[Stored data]
···

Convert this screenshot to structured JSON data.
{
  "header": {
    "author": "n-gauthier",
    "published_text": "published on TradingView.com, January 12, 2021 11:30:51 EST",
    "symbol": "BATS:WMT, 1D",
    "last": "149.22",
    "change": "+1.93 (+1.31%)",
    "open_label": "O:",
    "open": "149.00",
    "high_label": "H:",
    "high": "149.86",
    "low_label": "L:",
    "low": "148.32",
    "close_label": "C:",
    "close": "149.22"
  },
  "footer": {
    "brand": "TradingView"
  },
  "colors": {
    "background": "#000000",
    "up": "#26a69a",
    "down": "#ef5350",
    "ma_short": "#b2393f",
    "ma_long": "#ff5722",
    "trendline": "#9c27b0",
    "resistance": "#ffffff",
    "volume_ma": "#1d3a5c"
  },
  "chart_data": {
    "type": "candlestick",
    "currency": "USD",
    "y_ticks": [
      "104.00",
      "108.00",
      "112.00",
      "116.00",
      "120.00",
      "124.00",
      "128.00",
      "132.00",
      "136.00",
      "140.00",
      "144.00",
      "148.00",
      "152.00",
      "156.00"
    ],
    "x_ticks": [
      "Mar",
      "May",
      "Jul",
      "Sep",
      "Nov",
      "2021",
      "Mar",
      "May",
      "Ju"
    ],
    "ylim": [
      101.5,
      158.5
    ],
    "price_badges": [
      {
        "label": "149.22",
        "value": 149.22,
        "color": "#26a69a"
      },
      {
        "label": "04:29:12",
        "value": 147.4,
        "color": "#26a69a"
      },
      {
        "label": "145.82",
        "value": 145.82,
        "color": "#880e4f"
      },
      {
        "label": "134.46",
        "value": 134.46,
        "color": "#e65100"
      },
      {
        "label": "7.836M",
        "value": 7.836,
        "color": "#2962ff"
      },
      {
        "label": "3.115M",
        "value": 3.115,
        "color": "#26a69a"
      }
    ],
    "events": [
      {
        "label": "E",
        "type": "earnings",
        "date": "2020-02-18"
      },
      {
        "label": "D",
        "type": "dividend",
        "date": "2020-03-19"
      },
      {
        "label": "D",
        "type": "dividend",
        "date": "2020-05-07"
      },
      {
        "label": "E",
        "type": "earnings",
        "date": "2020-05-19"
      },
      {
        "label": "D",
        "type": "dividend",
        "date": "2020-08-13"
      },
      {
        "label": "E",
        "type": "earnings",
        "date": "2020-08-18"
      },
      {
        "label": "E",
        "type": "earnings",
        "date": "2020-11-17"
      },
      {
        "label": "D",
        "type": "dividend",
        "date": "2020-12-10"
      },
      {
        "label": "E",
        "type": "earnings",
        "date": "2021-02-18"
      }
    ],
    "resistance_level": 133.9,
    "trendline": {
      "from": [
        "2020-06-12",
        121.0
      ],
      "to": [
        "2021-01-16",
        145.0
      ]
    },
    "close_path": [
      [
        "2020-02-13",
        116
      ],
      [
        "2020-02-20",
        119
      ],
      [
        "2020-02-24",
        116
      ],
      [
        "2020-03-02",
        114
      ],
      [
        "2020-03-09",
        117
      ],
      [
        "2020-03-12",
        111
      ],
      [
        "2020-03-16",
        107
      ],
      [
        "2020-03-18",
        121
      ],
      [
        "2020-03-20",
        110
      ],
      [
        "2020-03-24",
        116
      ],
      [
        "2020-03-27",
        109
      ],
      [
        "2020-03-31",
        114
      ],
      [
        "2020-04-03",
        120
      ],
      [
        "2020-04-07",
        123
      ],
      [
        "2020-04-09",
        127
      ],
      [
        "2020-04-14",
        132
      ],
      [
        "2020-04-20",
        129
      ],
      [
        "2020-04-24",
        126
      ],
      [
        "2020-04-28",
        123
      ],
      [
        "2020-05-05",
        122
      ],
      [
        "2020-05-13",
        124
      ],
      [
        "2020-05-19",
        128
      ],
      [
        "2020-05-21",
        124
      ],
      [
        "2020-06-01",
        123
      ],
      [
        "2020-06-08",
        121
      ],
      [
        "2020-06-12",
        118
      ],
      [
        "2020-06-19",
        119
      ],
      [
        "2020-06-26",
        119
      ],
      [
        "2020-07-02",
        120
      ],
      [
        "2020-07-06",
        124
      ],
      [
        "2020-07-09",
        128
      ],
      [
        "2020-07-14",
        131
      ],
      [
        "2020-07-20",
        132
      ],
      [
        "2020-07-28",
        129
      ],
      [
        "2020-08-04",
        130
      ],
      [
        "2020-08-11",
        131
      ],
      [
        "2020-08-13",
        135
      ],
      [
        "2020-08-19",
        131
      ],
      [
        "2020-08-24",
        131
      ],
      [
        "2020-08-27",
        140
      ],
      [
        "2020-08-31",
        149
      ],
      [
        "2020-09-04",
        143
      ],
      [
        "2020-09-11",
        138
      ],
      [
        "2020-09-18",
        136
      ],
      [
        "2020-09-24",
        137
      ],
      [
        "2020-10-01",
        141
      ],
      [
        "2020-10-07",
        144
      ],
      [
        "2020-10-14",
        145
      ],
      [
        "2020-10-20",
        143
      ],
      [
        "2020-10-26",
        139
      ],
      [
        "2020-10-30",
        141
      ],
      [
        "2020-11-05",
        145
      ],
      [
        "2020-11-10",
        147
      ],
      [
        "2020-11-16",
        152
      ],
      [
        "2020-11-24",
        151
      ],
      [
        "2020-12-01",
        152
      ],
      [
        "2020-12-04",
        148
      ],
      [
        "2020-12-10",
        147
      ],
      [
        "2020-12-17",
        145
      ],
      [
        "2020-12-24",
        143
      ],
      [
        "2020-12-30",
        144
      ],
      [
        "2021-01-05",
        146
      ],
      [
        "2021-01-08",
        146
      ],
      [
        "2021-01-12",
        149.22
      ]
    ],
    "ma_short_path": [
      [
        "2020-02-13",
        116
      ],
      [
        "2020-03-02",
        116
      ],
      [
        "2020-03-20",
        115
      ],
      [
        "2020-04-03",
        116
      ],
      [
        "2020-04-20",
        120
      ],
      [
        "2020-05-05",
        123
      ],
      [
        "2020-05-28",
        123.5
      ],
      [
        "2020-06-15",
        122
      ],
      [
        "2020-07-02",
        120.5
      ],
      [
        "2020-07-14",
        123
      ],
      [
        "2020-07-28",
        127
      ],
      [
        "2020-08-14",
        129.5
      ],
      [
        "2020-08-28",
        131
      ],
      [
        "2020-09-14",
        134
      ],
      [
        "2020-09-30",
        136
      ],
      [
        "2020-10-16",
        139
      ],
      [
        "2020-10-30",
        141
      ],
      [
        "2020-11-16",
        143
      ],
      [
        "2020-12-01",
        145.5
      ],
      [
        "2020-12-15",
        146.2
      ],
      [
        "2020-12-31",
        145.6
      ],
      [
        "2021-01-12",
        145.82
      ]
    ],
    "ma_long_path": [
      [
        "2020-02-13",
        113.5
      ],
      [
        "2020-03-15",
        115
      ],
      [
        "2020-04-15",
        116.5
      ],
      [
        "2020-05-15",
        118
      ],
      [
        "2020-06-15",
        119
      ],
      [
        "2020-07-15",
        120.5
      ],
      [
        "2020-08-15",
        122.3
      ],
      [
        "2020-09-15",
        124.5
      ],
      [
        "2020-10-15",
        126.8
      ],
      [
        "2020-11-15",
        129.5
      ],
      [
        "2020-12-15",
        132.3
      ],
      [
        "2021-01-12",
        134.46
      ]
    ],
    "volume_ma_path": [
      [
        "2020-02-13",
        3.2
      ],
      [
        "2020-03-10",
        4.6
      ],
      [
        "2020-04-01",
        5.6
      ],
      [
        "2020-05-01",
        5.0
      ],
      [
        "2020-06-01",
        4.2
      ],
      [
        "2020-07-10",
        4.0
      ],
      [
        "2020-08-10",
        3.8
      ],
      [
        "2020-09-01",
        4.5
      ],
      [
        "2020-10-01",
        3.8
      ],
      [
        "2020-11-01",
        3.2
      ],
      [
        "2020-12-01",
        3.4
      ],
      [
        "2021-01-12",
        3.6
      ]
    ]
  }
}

···

▸ **Task statement**:
Your answer should be a single number: how many lines of the material contain the word "date".

▸ **Answer to this exercise**:
9